• [EXCERPT]
John Charles Walters Productions
- Type: Private
- Industry: Television
- Founded: 1978; 48 years ago
- Founders: James L. Brooks David Davis Stan Daniels Ed. Weinberger
- Defunct: 1983; 43 years ago
- Fate: Closed
- Successor: Gracie Films
- Key people: James L. Brooks
- Products: Taxi (TV series)

= John Charles Walters Productions =

Former television production company

John Charles Walters Productions (a.k.a. John Charles Walters) was an American production company formed in 1978 by four former employees of MTM Enterprises: James L. Brooks, David Davis, Stan Daniels and Ed. Weinberger. The company existed from 1978 until 1983 and produced the TV show Taxi.

The foursome who created John Charles Walters were part of the creative team that produced The Mary Tyler Moore Show and its spinoff Phyllis, as well as The Betty White Show among others, during the 1970s. They were lured away by Paramount following the end of The Mary Tyler Moore Shows run. Paramount financed the John Charles Walters Company during its existence.

The company also produced The Associates, a TV sitcom about a small group of young Wall Street lawyers which ran during the 1979 television season starring Martin Short. The show lasted for nine of the 13 episodes produced, but received two Primetime Emmy Award nominations, two Golden Globe Award nominations and one Writers Guild of America Award nomination after its cancelation.

• [DIRECTIVE 1] For each statement about the John Charles Walters Productions text, say yes or no and quote the words from the text that decide it: (a) The company was started by four people who used to work at MTM Enterprises. (b) Paramount paid for the company while it existed. (c) All 13 episodes of The Associates that were produced went on the air.
• [DIRECTIVE 2] Return part of the John Charles Walters Productions text word for word: begin at the words "John Charles Walters Productions (a.k.a." and stop after "during its existence.".
You won't need the entries that come next.

(Stored data entries)

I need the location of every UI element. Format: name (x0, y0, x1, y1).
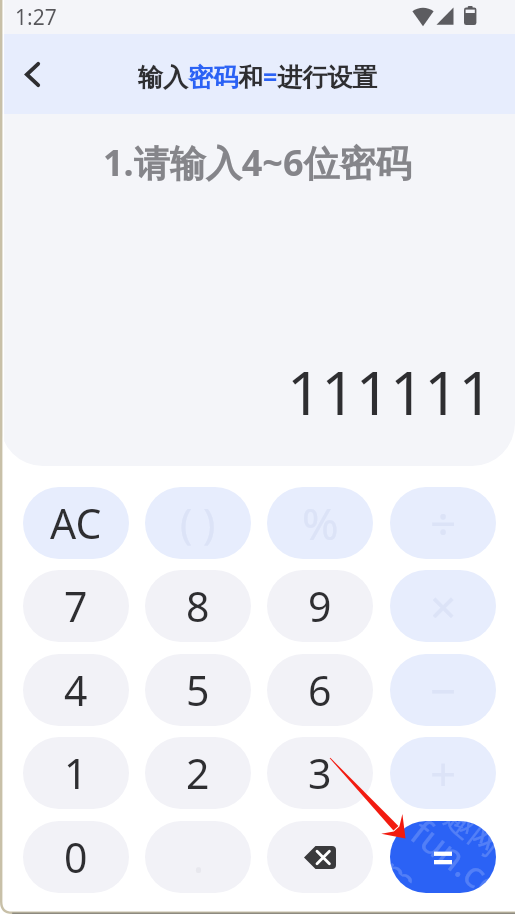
button[interactable]: − (390, 654, 496, 726)
button[interactable]: 1 (23, 737, 129, 809)
button[interactable]: AC (23, 487, 129, 559)
button[interactable]: 4 (23, 654, 129, 726)
staticText: 5 (186, 662, 210, 718)
button[interactable]: % (267, 487, 373, 559)
button[interactable]: Backspace (267, 821, 373, 893)
button[interactable]: . (145, 821, 251, 893)
staticText: 1:27 (15, 3, 57, 32)
staticText: 1.请输入4~6位密码 (103, 138, 412, 187)
button[interactable]: ( ) (145, 487, 251, 559)
staticText: 输入密码和=进行设置 (138, 59, 378, 93)
staticText: 8 (186, 578, 210, 634)
button[interactable]: 2 (145, 737, 251, 809)
button[interactable]: × (390, 570, 496, 642)
button[interactable]: 8 (145, 570, 251, 642)
staticText: 2 (186, 745, 210, 801)
staticText: 1 (64, 745, 88, 801)
button[interactable]: + (390, 737, 496, 809)
staticText: 4 (64, 662, 88, 718)
button[interactable]: ÷ (390, 487, 496, 559)
staticText: 7 (64, 578, 88, 634)
staticText: 0 (64, 829, 88, 885)
staticText: 111111 (287, 351, 493, 433)
button[interactable]: Back (9, 51, 55, 97)
button[interactable]: 0 (23, 821, 129, 893)
staticText: ( ) (180, 495, 216, 551)
button[interactable]: 5 (145, 654, 251, 726)
staticText: 3 (308, 745, 332, 801)
staticText: fun.com (390, 821, 496, 893)
staticText: % (302, 493, 339, 553)
button[interactable]: Equals (390, 821, 496, 893)
button[interactable]: 9 (267, 570, 373, 642)
staticText: × (430, 575, 457, 638)
staticText: 趣网 (438, 821, 496, 864)
staticText: AC (50, 495, 102, 551)
button[interactable]: 3 (267, 737, 373, 809)
staticText: 6 (308, 662, 332, 718)
button[interactable]: 7 (23, 570, 129, 642)
button[interactable]: 6 (267, 654, 373, 726)
staticText: 9 (308, 578, 332, 634)
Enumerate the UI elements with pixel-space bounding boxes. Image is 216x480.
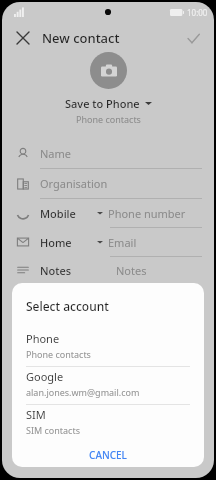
staticText: Phone contacts: [26, 348, 91, 360]
staticText: Home: [40, 235, 72, 250]
staticText: Name: [40, 146, 72, 161]
button[interactable]: Phone: [12, 329, 204, 366]
staticText: SIM contacts: [26, 424, 81, 436]
staticText: Organisation: [40, 176, 108, 191]
staticText: Notes: [40, 263, 72, 278]
button[interactable]: Close: [10, 25, 36, 51]
button[interactable]: SIM: [12, 405, 204, 442]
button[interactable]: Mobile: [2, 199, 214, 228]
staticText: New contact: [42, 29, 120, 47]
staticText: Select account: [26, 298, 109, 314]
staticText: Google: [26, 369, 64, 384]
staticText: Save to Phone: [65, 96, 140, 111]
staticText: Mobile: [40, 206, 76, 221]
button[interactable]: Home: [2, 228, 214, 257]
button[interactable]: Notes: [2, 257, 214, 283]
button[interactable]: Save: [180, 25, 206, 51]
staticText: CANCEL: [89, 448, 127, 462]
button[interactable]: CANCEL: [79, 444, 137, 466]
button[interactable]: Google: [12, 367, 204, 404]
staticText: Notes: [116, 263, 147, 278]
staticText: Email: [108, 235, 137, 250]
button[interactable]: Organisation: [2, 169, 214, 199]
staticText: Phone number: [108, 206, 186, 221]
staticText: Phone: [26, 331, 60, 346]
staticText: SIM: [26, 407, 46, 422]
staticText: alan.jones.wm@gmail.com: [26, 386, 140, 398]
staticText: Phone contacts: [76, 113, 141, 125]
button[interactable]: Name: [2, 139, 214, 169]
button[interactable]: Save to Phone: [2, 96, 214, 111]
staticText: 10:00: [187, 7, 208, 18]
button[interactable]: Add photo: [90, 52, 127, 89]
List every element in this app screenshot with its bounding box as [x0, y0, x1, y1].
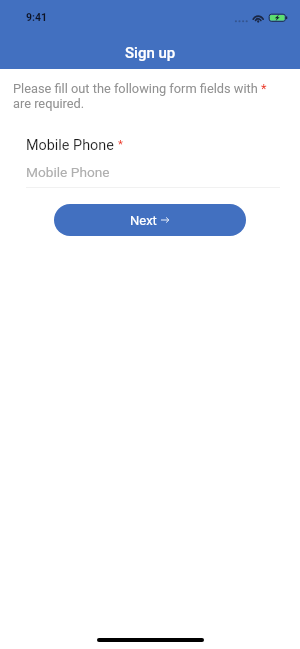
staticText: 9:41 [26, 11, 48, 24]
staticText: Mobile Phone [26, 137, 114, 154]
button[interactable]: Mobile Phone input field [26, 162, 280, 188]
button[interactable]: Next [54, 204, 246, 236]
staticText: Please fill out the following form field… [13, 81, 271, 111]
staticText: Sign up [125, 44, 176, 62]
staticText: Mobile Phone [26, 164, 110, 180]
staticText: Next [130, 212, 157, 228]
staticText: * [118, 135, 123, 152]
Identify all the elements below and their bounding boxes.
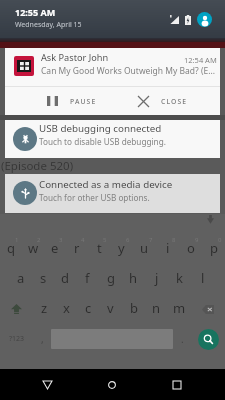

• [TASK RESULT 1]
(a) Yes: "formed in 1978 by four former employees of MTM Enterprises"
(b) Yes: "Paramount financed the John Charles Walters Company during its existence."
(c) No: "The show lasted for nine of the 13 episodes produced"

• [TASK RESULT 2]
John Charles Walters Productions (a.k.a. John Charles Walters) was an American production company formed in 1978 by four former employees of MTM Enterprises: James L. Brooks, David Davis, Stan Daniels and Ed. Weinberger. The company existed from 1978 until 1983 and produced the TV show Taxi.

The foursome who created John Charles Walters were part of the creative team that produced The Mary Tyler Moore Show and its spinoff Phyllis, as well as The Betty White Show among others, during the 1970s. They were lured away by Paramount following the end of The Mary Tyler Moore Shows run. Paramount financed the John Charles Walters Company during its existence.